##### RECORD LIST #####

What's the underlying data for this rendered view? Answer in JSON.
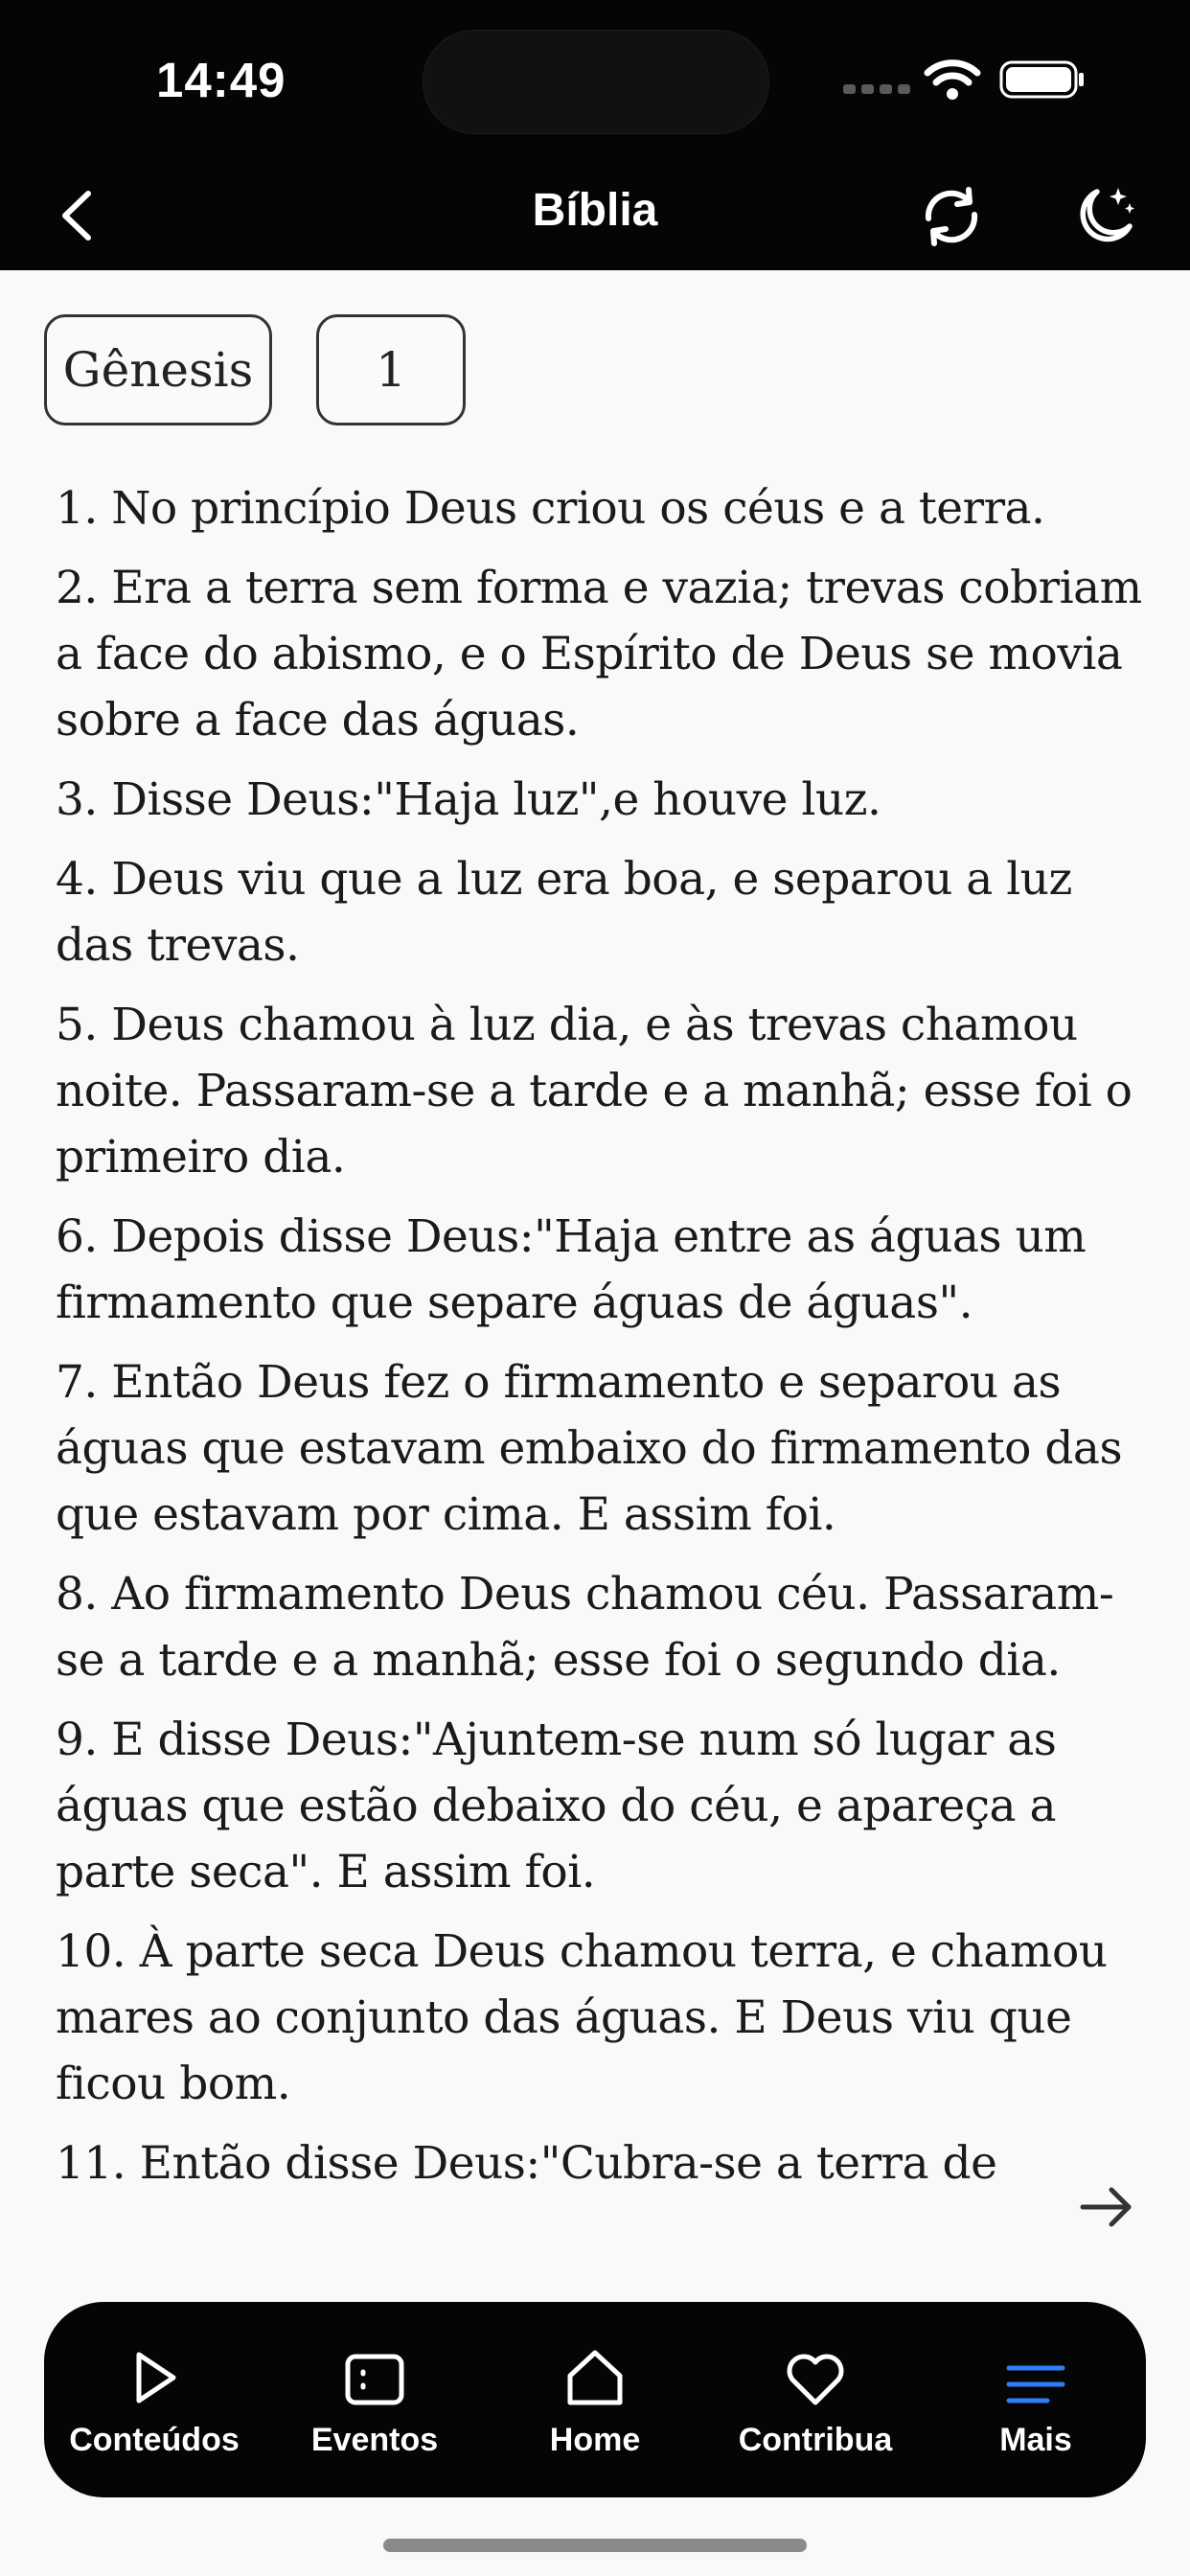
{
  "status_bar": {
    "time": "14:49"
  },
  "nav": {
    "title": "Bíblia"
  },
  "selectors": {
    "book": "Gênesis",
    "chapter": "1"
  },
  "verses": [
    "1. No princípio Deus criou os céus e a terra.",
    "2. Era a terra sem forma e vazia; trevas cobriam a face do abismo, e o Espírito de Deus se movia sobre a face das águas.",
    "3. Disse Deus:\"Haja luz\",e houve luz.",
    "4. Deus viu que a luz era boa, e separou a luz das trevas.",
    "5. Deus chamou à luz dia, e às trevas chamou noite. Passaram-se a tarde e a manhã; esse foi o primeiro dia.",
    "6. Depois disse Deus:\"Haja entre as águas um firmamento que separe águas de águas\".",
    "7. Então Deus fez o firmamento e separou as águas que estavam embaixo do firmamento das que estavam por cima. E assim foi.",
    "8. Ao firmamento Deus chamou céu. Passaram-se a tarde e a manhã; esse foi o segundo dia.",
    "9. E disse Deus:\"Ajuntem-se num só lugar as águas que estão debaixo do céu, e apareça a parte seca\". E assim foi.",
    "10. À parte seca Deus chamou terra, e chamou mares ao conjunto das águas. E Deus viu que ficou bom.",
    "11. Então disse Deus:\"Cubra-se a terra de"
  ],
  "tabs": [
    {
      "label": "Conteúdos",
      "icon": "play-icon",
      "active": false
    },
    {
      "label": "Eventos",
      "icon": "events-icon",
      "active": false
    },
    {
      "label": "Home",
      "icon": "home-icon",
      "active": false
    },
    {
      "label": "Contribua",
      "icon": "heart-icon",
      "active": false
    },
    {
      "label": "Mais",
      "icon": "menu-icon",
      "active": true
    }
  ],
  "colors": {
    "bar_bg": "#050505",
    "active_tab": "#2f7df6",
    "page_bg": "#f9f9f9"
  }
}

#####

# [STATED PROBLEM]
Write the full listing out again with every line unchanged, but include no pictures.

# [EXERCISE OUTPUT]
What's the underlying data for this rendered view? Answer in JSON.
{
  "status_bar": {
    "time": "14:49"
  },
  "nav": {
    "title": "Bíblia"
  },
  "selectors": {
    "book": "Gênesis",
    "chapter": "1"
  },
  "verses": [
    "1. No princípio Deus criou os céus e a terra.",
    "2. Era a terra sem forma e vazia; trevas cobriam a face do abismo, e o Espírito de Deus se movia sobre a face das águas.",
    "3. Disse Deus:\"Haja luz\",e houve luz.",
    "4. Deus viu que a luz era boa, e separou a luz das trevas.",
    "5. Deus chamou à luz dia, e às trevas chamou noite. Passaram-se a tarde e a manhã; esse foi o primeiro dia.",
    "6. Depois disse Deus:\"Haja entre as águas um firmamento que separe águas de águas\".",
    "7. Então Deus fez o firmamento e separou as águas que estavam embaixo do firmamento das que estavam por cima. E assim foi.",
    "8. Ao firmamento Deus chamou céu. Passaram-se a tarde e a manhã; esse foi o segundo dia.",
    "9. E disse Deus:\"Ajuntem-se num só lugar as águas que estão debaixo do céu, e apareça a parte seca\". E assim foi.",
    "10. À parte seca Deus chamou terra, e chamou mares ao conjunto das águas. E Deus viu que ficou bom.",
    "11. Então disse Deus:\"Cubra-se a terra de"
  ],
  "tabs": [
    {
      "label": "Conteúdos",
      "icon": "play-icon",
      "active": false
    },
    {
      "label": "Eventos",
      "icon": "events-icon",
      "active": false
    },
    {
      "label": "Home",
      "icon": "home-icon",
      "active": false
    },
    {
      "label": "Contribua",
      "icon": "heart-icon",
      "active": false
    },
    {
      "label": "Mais",
      "icon": "menu-icon",
      "active": true
    }
  ],
  "colors": {
    "bar_bg": "#050505",
    "active_tab": "#2f7df6",
    "page_bg": "#f9f9f9"
  }
}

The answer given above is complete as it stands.